_What the task requires_
Reproduce word for word the lines of the material below, from the line with "tree-node[interactable]: ⚲ ImportedAsNew-cy1" to the line with "expand-node-icon[interactable] bbox=[4, 313, 13, 322]", including both of those lines.

Listings of element locations
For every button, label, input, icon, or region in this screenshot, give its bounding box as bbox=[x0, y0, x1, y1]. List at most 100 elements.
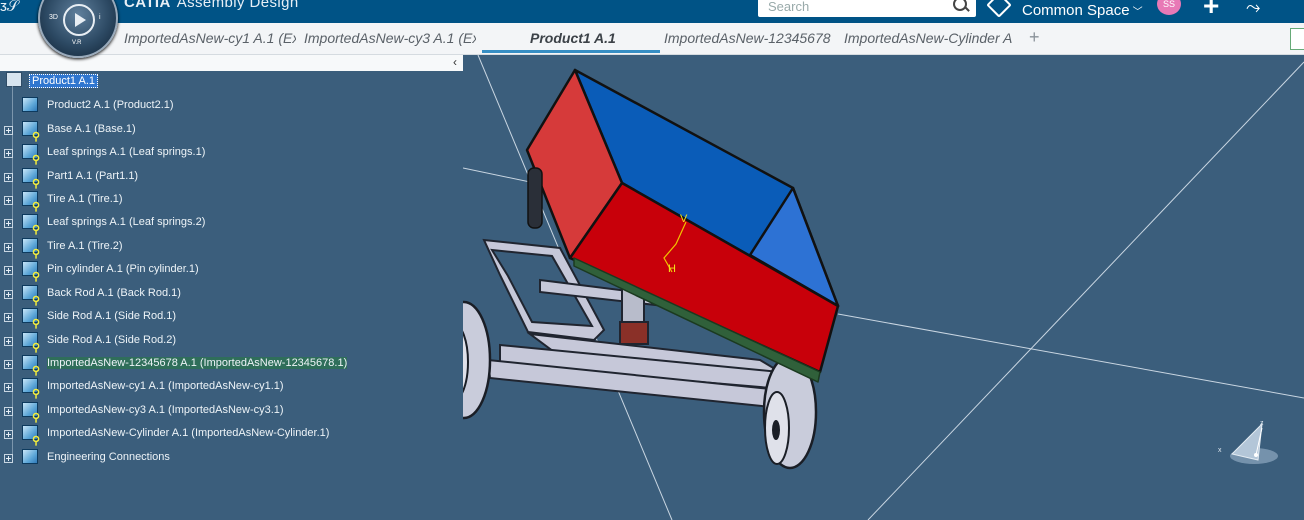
tree-node[interactable]: ⚲ ImportedAsNew-cy1 A.1 (ImportedAsNew-cy… bbox=[0, 377, 460, 400]
share-icon[interactable]: ⤳ bbox=[1246, 0, 1260, 18]
tree-node[interactable]: ⚲ Tire A.1 (Tire.1) bbox=[0, 190, 460, 213]
expand-node-icon[interactable] bbox=[4, 149, 13, 158]
tree-node[interactable]: ⚲ Tire A.1 (Tire.2) bbox=[0, 237, 460, 260]
expand-node-icon[interactable] bbox=[4, 313, 13, 322]
tree-node-label: Back Rod A.1 (Back Rod.1) bbox=[47, 287, 181, 299]
brand-name: CATIA bbox=[124, 0, 171, 11]
tree-node[interactable]: Product2 A.1 (Product2.1) bbox=[0, 96, 460, 116]
constraint-icon: ⚲ bbox=[32, 201, 41, 213]
tree-node-label: Tire A.1 (Tire.1) bbox=[47, 193, 123, 205]
expand-node-icon[interactable] bbox=[4, 360, 13, 369]
tree-node[interactable]: ⚲ ImportedAsNew-Cylinder A.1 (ImportedAsN… bbox=[0, 424, 460, 447]
tree-collapse-bar: ‹ bbox=[0, 55, 463, 71]
active-tab-indicator bbox=[482, 50, 660, 53]
tree-node[interactable]: ⚲ Back Rod A.1 (Back Rod.1) bbox=[0, 284, 460, 307]
expand-node-icon[interactable] bbox=[4, 266, 13, 275]
expand-node-icon[interactable] bbox=[4, 126, 13, 135]
constraint-icon: ⚲ bbox=[32, 248, 41, 260]
tree-node[interactable]: ⚲ Leaf springs A.1 (Leaf springs.1) bbox=[0, 143, 460, 166]
tab-imported-cy3[interactable]: ImportedAsNew-cy3 A.1 (Ex bbox=[304, 30, 476, 46]
tree-root-label[interactable]: Product1 A.1 bbox=[29, 74, 98, 88]
tree-node[interactable]: ⚲ Side Rod A.1 (Side Rod.1) bbox=[0, 307, 460, 330]
tree-node[interactable]: ⚲ ImportedAsNew-12345678 A.1 (ImportedAsN… bbox=[0, 354, 460, 377]
tree-node-label: ImportedAsNew-cy3 A.1 (ImportedAsNew-cy3… bbox=[47, 404, 284, 416]
compass-vr-label: V.R bbox=[72, 40, 82, 46]
constraint-icon: ⚲ bbox=[32, 131, 41, 143]
part-icon bbox=[22, 449, 38, 464]
tree-node[interactable]: ⚲ ImportedAsNew-cy3 A.1 (ImportedAsNew-cy… bbox=[0, 401, 460, 424]
tree-node[interactable]: ⚲ Leaf springs A.1 (Leaf springs.2) bbox=[0, 213, 460, 236]
tree-node-label: ImportedAsNew-cy1 A.1 (ImportedAsNew-cy1… bbox=[47, 380, 284, 392]
chevron-down-icon: ﹀ bbox=[1132, 7, 1143, 18]
axis-h-label: H bbox=[668, 263, 676, 275]
expand-node-icon[interactable] bbox=[4, 219, 13, 228]
part-icon bbox=[22, 97, 38, 112]
tree-node[interactable]: ⚲ Part1 A.1 (Part1.1) bbox=[0, 167, 460, 190]
expand-panel-icon[interactable] bbox=[1290, 28, 1304, 50]
search-box[interactable] bbox=[758, 0, 976, 17]
tab-imported-cylinder[interactable]: ImportedAsNew-Cylinder A bbox=[844, 30, 1016, 46]
collapse-tree-icon[interactable]: ‹ bbox=[453, 55, 457, 69]
constraint-icon: ⚲ bbox=[32, 224, 41, 236]
tree-node-label: Side Rod A.1 (Side Rod.1) bbox=[47, 310, 177, 322]
constraint-icon: ⚲ bbox=[32, 271, 41, 283]
module-name: Assembly Design bbox=[176, 0, 299, 11]
tree-node[interactable]: Engineering Connections bbox=[0, 448, 460, 468]
constraint-icon: ⚲ bbox=[32, 342, 41, 354]
constraint-icon: ⚲ bbox=[32, 412, 41, 424]
search-icon[interactable] bbox=[953, 0, 967, 11]
compass-3d-label: 3D bbox=[49, 14, 58, 21]
tree-node-label: Leaf springs A.1 (Leaf springs.1) bbox=[47, 146, 206, 158]
expand-node-icon[interactable] bbox=[4, 454, 13, 463]
left-tire[interactable] bbox=[463, 300, 492, 420]
ground-line-3 bbox=[837, 313, 1304, 399]
constraint-icon: ⚲ bbox=[32, 388, 41, 400]
constraint-icon: ⚲ bbox=[32, 178, 41, 190]
tree-node-label: ImportedAsNew-Cylinder A.1 (ImportedAsNe… bbox=[47, 427, 330, 439]
expand-node-icon[interactable] bbox=[4, 407, 13, 416]
compass-z-label: z bbox=[1260, 420, 1264, 427]
constraint-icon: ⚲ bbox=[32, 318, 41, 330]
orientation-compass[interactable]: z x bbox=[1218, 420, 1278, 464]
3d-viewport[interactable]: V H z x bbox=[463, 55, 1304, 520]
app-title: CATIA Assembly Design bbox=[124, 0, 299, 11]
axis-v-label: V bbox=[680, 213, 688, 225]
tree-node-label: Product2 A.1 (Product2.1) bbox=[47, 99, 174, 111]
tab-imported-cy1[interactable]: ImportedAsNew-cy1 A.1 (Ex bbox=[124, 30, 296, 46]
expand-node-icon[interactable] bbox=[4, 173, 13, 182]
expand-node-icon[interactable] bbox=[4, 196, 13, 205]
constraint-icon: ⚲ bbox=[32, 365, 41, 377]
expand-node-icon[interactable] bbox=[4, 430, 13, 439]
product-root-icon bbox=[6, 72, 22, 87]
expand-node-icon[interactable] bbox=[4, 243, 13, 252]
tree-node-label: Part1 A.1 (Part1.1) bbox=[47, 170, 139, 182]
play-icon[interactable] bbox=[63, 4, 95, 36]
constraint-icon: ⚲ bbox=[32, 154, 41, 166]
expand-node-icon[interactable] bbox=[4, 290, 13, 299]
compass-x-label: x bbox=[1218, 447, 1222, 454]
constraint-icon: ⚲ bbox=[32, 295, 41, 307]
search-input[interactable] bbox=[766, 0, 950, 15]
tree-node[interactable]: ⚲ Pin cylinder A.1 (Pin cylinder.1) bbox=[0, 260, 460, 283]
3ds-logo-icon[interactable]: ᴣ𝒮 bbox=[0, 0, 19, 15]
constraint-icon: ⚲ bbox=[32, 435, 41, 447]
add-tab-icon[interactable]: + bbox=[1029, 27, 1040, 48]
avatar[interactable]: SS bbox=[1157, 0, 1181, 15]
add-icon[interactable]: + bbox=[1203, 0, 1219, 22]
space-label: Common Space bbox=[1022, 2, 1130, 19]
top-bar: ᴣ𝒮 CATIA Assembly Design Common Space﹀ SS… bbox=[0, 0, 1304, 23]
tree-node-label: Side Rod A.1 (Side Rod.2) bbox=[47, 334, 177, 346]
tree-node[interactable]: ⚲ Side Rod A.1 (Side Rod.2) bbox=[0, 331, 460, 354]
tree-node-label: Tire A.1 (Tire.2) bbox=[47, 240, 123, 252]
tree-node-label: Engineering Connections bbox=[47, 451, 170, 463]
tab-product1[interactable]: Product1 A.1 bbox=[530, 30, 650, 46]
document-tab-bar: ImportedAsNew-cy1 A.1 (Ex ImportedAsNew-… bbox=[0, 23, 1304, 55]
tree-node-label: Leaf springs A.1 (Leaf springs.2) bbox=[47, 216, 206, 228]
collaborative-space-selector[interactable]: Common Space ﹀ bbox=[1022, 2, 1143, 19]
tab-imported-12345678[interactable]: ImportedAsNew-12345678 bbox=[664, 30, 834, 46]
tree-node-label: Base A.1 (Base.1) bbox=[47, 123, 136, 135]
tree-node[interactable]: ⚲ Base A.1 (Base.1) bbox=[0, 120, 460, 143]
tag-icon[interactable] bbox=[986, 0, 1012, 18]
expand-node-icon[interactable] bbox=[4, 337, 13, 346]
expand-node-icon[interactable] bbox=[4, 383, 13, 392]
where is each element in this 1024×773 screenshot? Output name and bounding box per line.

_Result of the exercise_
tree-node[interactable]: ⚲ ImportedAsNew-cy1 A.1 (ImportedAsNew-cy… bbox=[0, 377, 460, 400]
share-icon[interactable]: ⤳ bbox=[1246, 0, 1260, 18]
tree-node[interactable]: ⚲ Tire A.1 (Tire.1) bbox=[0, 190, 460, 213]
expand-node-icon[interactable] bbox=[4, 149, 13, 158]
tree-node[interactable]: ⚲ Tire A.1 (Tire.2) bbox=[0, 237, 460, 260]
expand-node-icon[interactable] bbox=[4, 313, 13, 322]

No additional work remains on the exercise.